Begin PASSAGE GIVEN
Imagine the following binary option modification: if the stock price at t = 0,5 is greater that 100 roubles, the owner of the option receives 1 rouble at t = 1. Otherwise, he gets 0 roubles.So this is just a binary call option, but with the payment being made not at the expiry date, but some time later.Analytical formulae for valuing standard binary options are available. The question is: how to value those a bit altered binary options?I have come to the following solution and would like to make sure that I didn't make any mistakes.First, we calculate the PV of the cash flow "+ 1 rouble at t = 1" at t = 0,5. We can do that if we assume that the percent rate is constant. Let's assume that the PV of this cash flow is 0,95 roubles.We then use the standard binary option value formula and use 0,95 as the binary option cash flow. The idea is that the holder of the option gets 0,95 roubles, invests them at the risk-free rate and gets 1 rouble at t = 1, which is the same as buying our binary option with delayed payment.So the value of our binary option with delayed payment is as follows: StandardBinaryCallValue (Strike = 100, Years to expiry = 1, Volatility = ..., Risk-free rate = ..., Cash Flow = PV (1)).Is this logic correct?
End PASSAGE GIVEN
● GOAL 1:
In the binary option post, what present value at t = 0,5 does the poster assume for the cash flow of 1 rouble received at t = 1?
Begin WORKING DATA
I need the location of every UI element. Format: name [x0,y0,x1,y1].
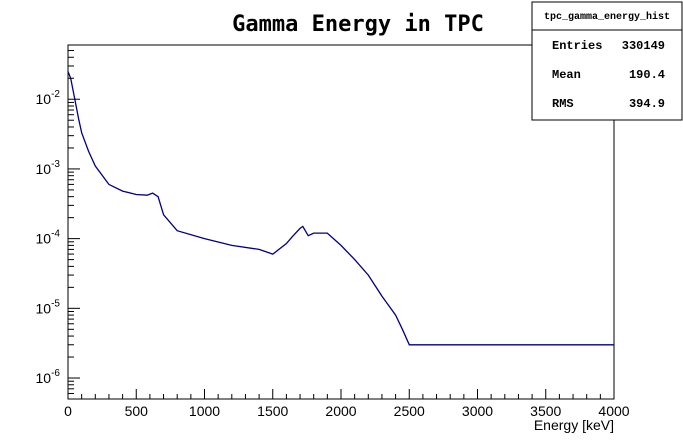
stats-name: tpc_gamma_energy_hist [544,11,670,23]
x-tick-label: 1000 [189,403,220,419]
x-tick-label: 2000 [325,403,356,419]
x-tick-label: 2500 [394,403,425,419]
stats-rms-value: 394.9 [629,97,665,111]
x-axis-label: Energy [keV] [534,417,614,433]
x-tick-label: 1500 [257,403,288,419]
chart-title: Gamma Energy in TPC [232,12,484,37]
y-tick-label: 10-3 [36,159,61,177]
stats-entries-label: Entries [552,39,602,53]
stats-box: tpc_gamma_energy_hist Entries 330149 Mea… [531,1,683,121]
y-tick-label: 10-5 [36,298,61,316]
x-tick-label: 3500 [530,403,561,419]
stats-rms-label: RMS [552,97,574,111]
stats-box-frame [531,1,683,121]
stats-entries-value: 330149 [622,39,665,53]
x-tick-label: 0 [64,403,72,419]
x-tick-label: 4000 [598,403,629,419]
y-tick-label: 10-2 [36,89,61,107]
y-tick-label: 10-4 [36,229,61,247]
stats-mean-value: 190.4 [629,68,665,82]
x-tick-label: 3000 [462,403,493,419]
y-tick-label: 10-6 [36,368,61,386]
histogram-series [67,71,614,346]
x-tick-label: 500 [125,403,149,419]
stats-mean-label: Mean [552,68,581,82]
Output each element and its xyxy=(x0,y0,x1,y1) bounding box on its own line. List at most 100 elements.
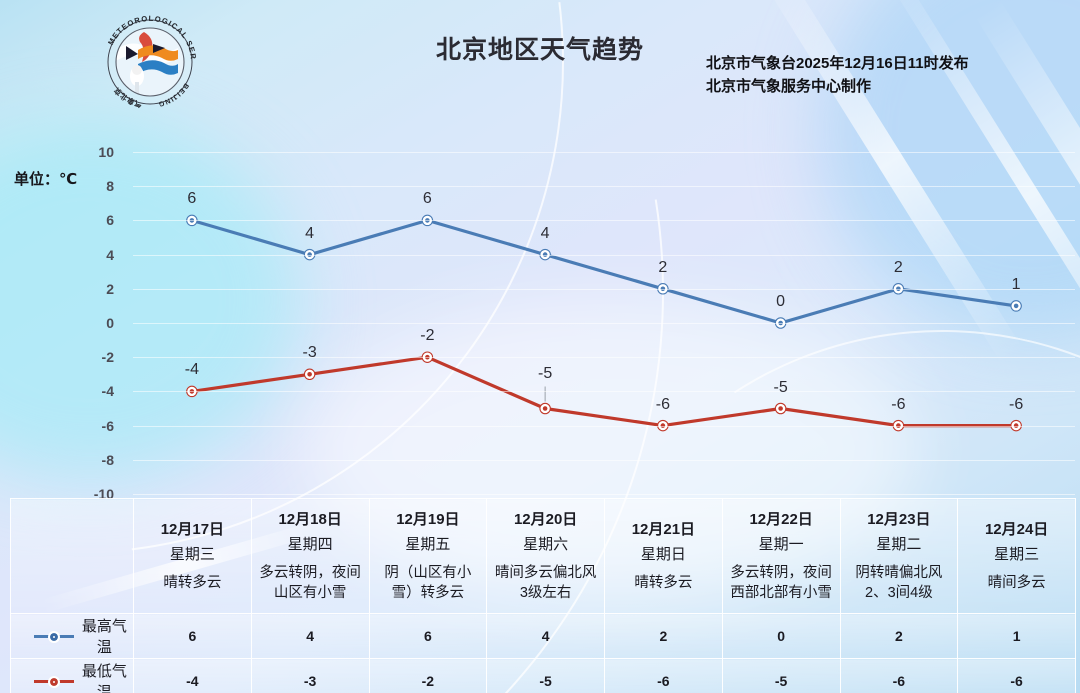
data-point-label: 6 xyxy=(187,190,197,208)
forecast-date: 12月17日 xyxy=(160,521,225,539)
legend-low-marker-icon xyxy=(34,675,74,688)
forecast-high-value: 6 xyxy=(368,613,488,659)
data-point-label: -6 xyxy=(1009,395,1024,413)
data-point-center xyxy=(1013,303,1019,309)
data-point-label: -2 xyxy=(420,327,435,345)
forecast-condition: 晴间多云 xyxy=(987,575,1046,592)
forecast-date: 12月24日 xyxy=(984,521,1049,539)
data-point-label: -3 xyxy=(302,344,317,362)
publisher-line-1: 北京市气象台2025年12月16日11时发布 xyxy=(706,55,969,72)
forecast-weekday: 星期六 xyxy=(523,536,569,554)
forecast-day-cell: 12月24日 星期三 晴间多云 xyxy=(957,498,1076,614)
data-point-label: 4 xyxy=(540,224,550,242)
y-axis-tick: 10 xyxy=(98,144,114,160)
forecast-high-value: 4 xyxy=(250,613,370,659)
forecast-high-value: 6 xyxy=(133,613,252,659)
y-axis-tick: -6 xyxy=(101,417,114,434)
forecast-high-value: 4 xyxy=(486,613,605,659)
series-lines xyxy=(186,214,1022,432)
data-point-center xyxy=(778,406,783,411)
forecast-high-value: 2 xyxy=(604,613,723,659)
forecast-condition: 晴间多云偏北风3级左右 xyxy=(494,565,597,601)
forecast-date: 12月19日 xyxy=(396,511,460,529)
legend-high-marker-icon xyxy=(34,630,74,643)
gridline xyxy=(133,425,1075,427)
gridline xyxy=(133,220,1075,222)
forecast-condition: 阴（山区有小雪）转多云 xyxy=(384,565,472,601)
table-row-low: 最低气温 -4 -3 -2 -5 -6 -5 -6 -6 xyxy=(10,658,1076,693)
series-line-low xyxy=(190,355,1018,428)
forecast-day-cell: 12月22日 星期一多云转阴，夜间西部北部有小雪 xyxy=(721,498,841,614)
gridline xyxy=(133,186,1075,188)
forecast-weekday: 星期日 xyxy=(640,546,686,564)
data-point-label: -5 xyxy=(538,364,553,382)
publisher-line-2: 北京市气象服务中心制作 xyxy=(706,78,872,96)
data-point-label: 6 xyxy=(422,190,432,208)
gridline xyxy=(133,357,1075,359)
y-axis-tick: 6 xyxy=(106,212,114,229)
temperature-trend-chart: 10 8 6 4 2 0 -2 -4 -6 -8 -10 6 4 6 4 2 0 2 1 -4 -3 -2 -5 -6 -5-… xyxy=(68,0,1075,502)
publisher-block: 北京市气象台2025年12月16日11时发布 北京市气象服务中心制作 xyxy=(706,52,969,99)
beijing-meteorological-service-logo: METEOROLOGICAL SERVICE BEIJING 气象北京 xyxy=(95,3,202,114)
legend-spacer-cell xyxy=(10,498,134,614)
forecast-high-value: 1 xyxy=(957,613,1076,659)
forecast-low-value: -5 xyxy=(486,658,605,693)
forecast-low-value: -5 xyxy=(721,658,841,693)
forecast-condition: 阴转晴偏北风2、3间4级 xyxy=(855,565,943,601)
forecast-weekday: 星期五 xyxy=(405,536,451,554)
forecast-date: 12月23日 xyxy=(867,511,931,529)
forecast-condition: 晴转多云 xyxy=(163,575,222,592)
gridline xyxy=(133,254,1075,256)
legend-high-label: 最高气温 xyxy=(81,618,127,656)
gridline xyxy=(133,391,1075,393)
y-axis-tick: -4 xyxy=(101,383,114,400)
data-point-label: -4 xyxy=(184,361,199,379)
legend-high-cell: 最高气温 xyxy=(10,613,134,659)
data-point-label: -5 xyxy=(773,378,788,396)
forecast-day-cell: 12月23日 星期二阴转晴偏北风2、3间4级 xyxy=(839,498,959,614)
forecast-high-value: 0 xyxy=(721,613,841,659)
data-point-label: 0 xyxy=(776,293,786,310)
table-row-day-info: 12月17日 星期三 晴转多云 12月18日 星期四 多云转阴，夜间山区有小雪 12月19日… xyxy=(10,498,1076,614)
forecast-table: 12月17日 星期三 晴转多云 12月18日 星期四 多云转阴，夜间山区有小雪 12月19日… xyxy=(10,498,1076,693)
forecast-date: 12月20日 xyxy=(513,511,578,529)
forecast-low-value: -6 xyxy=(839,658,959,693)
data-point-label: 2 xyxy=(658,258,668,276)
y-axis-tick: 0 xyxy=(106,315,114,331)
forecast-day-cell: 12月21日 星期日晴转多云 xyxy=(604,498,723,614)
forecast-weekday: 星期三 xyxy=(169,546,215,564)
forecast-condition: 晴转多云 xyxy=(634,575,693,592)
forecast-date: 12月21日 xyxy=(631,521,696,539)
forecast-day-cell: 12月20日 星期六晴间多云偏北风3级左右 xyxy=(486,498,605,614)
forecast-low-value: -6 xyxy=(604,658,723,693)
forecast-weekday: 星期四 xyxy=(287,536,333,554)
gridline xyxy=(133,288,1075,290)
y-axis-tick: -8 xyxy=(101,451,114,468)
forecast-weekday: 星期一 xyxy=(758,536,804,554)
data-point-label: -6 xyxy=(655,395,670,413)
forecast-day-cell: 12月18日 星期四 多云转阴，夜间山区有小雪 xyxy=(250,498,370,614)
data-point-label: 4 xyxy=(305,224,315,242)
gridline xyxy=(133,459,1075,461)
series-line-high xyxy=(190,218,1018,325)
data-point-label: 1 xyxy=(1011,275,1021,293)
forecast-date: 12月22日 xyxy=(749,511,813,529)
legend-low-label: 最低气温 xyxy=(81,663,127,693)
data-point-label: -6 xyxy=(891,395,906,413)
y-axis-tick: 2 xyxy=(106,280,114,297)
forecast-low-value: -3 xyxy=(250,658,370,693)
forecast-weekday: 星期二 xyxy=(876,536,922,554)
forecast-low-value: -2 xyxy=(368,658,488,693)
page-title: 北京地区天气趋势 xyxy=(435,36,644,64)
plot-area: 6 4 6 4 2 0 2 1 -4 -3 -2 -5 -6 -5 -6 -6 xyxy=(133,0,1075,500)
y-axis-tick: -2 xyxy=(101,349,114,366)
gridline xyxy=(133,152,1075,153)
data-point-label: 2 xyxy=(893,258,903,276)
gridline xyxy=(133,494,1075,495)
forecast-condition: 多云转阴，夜间西部北部有小雪 xyxy=(730,565,832,601)
data-point-center xyxy=(307,372,312,377)
forecast-low-value: -6 xyxy=(957,658,1076,693)
y-axis: 10 8 6 4 2 0 -2 -4 -6 -8 -10 xyxy=(68,0,114,502)
forecast-day-cell: 12月19日 星期五阴（山区有小雪）转多云 xyxy=(368,498,488,614)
End WORKING DATA
● GOAL 2:
Please duplicate the part of the listing that opens with the line containing "stats-name: tpc_gamma_energy_hist [544,11,670,23]" and closes with the line containing "Output each element".

● RIGHT ANSWER 1:
0,95 roubles.

● RIGHT ANSWER 2:
stats-name: tpc_gamma_energy_hist [544,11,670,23]
x-tick-label: 1000 [189,403,220,419]
x-tick-label: 2000 [325,403,356,419]
x-tick-label: 2500 [394,403,425,419]
stats-rms-value: 394.9 [629,97,665,111]
x-axis-label: Energy [keV] [534,417,614,433]
x-tick-label: 1500 [257,403,288,419]
chart-title: Gamma Energy in TPC [232,12,484,37]
y-tick-label: 10-3 [36,159,61,177]
stats-entries-label: Entries [552,39,602,53]
stats-box: tpc_gamma_energy_hist Entries 330149 Mea… [531,1,683,121]
y-tick-label: 10-5 [36,298,61,316]
x-tick-label: 3500 [530,403,561,419]
stats-rms-label: RMS [552,97,574,111]
stats-box-frame [531,1,683,121]
stats-entries-value: 330149 [622,39,665,53]
x-tick-label: 0 [64,403,72,419]
x-tick-label: 4000 [598,403,629,419]
y-tick-label: 10-2 [36,89,61,107]
y-tick-label: 10-4 [36,229,61,247]
stats-mean-value: 190.4 [629,68,665,82]
x-tick-label: 3000 [462,403,493,419]
y-tick-label: 10-6 [36,368,61,386]
histogram-series [67,71,614,346]
x-tick-label: 500 [125,403,149,419]
stats-mean-label: Mean [552,68,581,82]
Output each element and its xyxy=(x0,y0,x1,y1) bounding box on its own line. List at most 100 elements.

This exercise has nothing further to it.